§ Stated problem
Check every line below for the word "megtett" and copy each one that has it.

--- START Entries supplied ---

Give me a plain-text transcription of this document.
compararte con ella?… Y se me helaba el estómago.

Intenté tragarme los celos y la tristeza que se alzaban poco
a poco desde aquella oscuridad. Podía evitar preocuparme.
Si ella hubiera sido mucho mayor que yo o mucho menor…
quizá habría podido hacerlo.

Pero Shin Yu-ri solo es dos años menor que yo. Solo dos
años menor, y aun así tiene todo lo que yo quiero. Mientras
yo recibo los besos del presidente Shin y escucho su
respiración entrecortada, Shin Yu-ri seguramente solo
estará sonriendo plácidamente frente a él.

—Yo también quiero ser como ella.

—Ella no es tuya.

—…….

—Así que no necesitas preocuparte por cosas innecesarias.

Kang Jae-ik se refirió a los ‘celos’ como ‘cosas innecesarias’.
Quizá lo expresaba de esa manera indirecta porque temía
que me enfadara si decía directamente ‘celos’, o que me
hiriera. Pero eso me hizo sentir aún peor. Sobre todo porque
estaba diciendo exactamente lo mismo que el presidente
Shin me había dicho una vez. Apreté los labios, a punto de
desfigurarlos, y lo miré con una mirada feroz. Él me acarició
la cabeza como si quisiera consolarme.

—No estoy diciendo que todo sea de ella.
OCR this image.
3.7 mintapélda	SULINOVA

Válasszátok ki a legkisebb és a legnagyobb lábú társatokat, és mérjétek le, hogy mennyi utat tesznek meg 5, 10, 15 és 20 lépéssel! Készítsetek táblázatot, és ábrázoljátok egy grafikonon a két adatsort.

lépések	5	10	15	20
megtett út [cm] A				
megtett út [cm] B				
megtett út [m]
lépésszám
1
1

--- END Entries supplied ---

§ Response to this task
megtett út [cm] A				
megtett út [cm] B				
megtett út [m]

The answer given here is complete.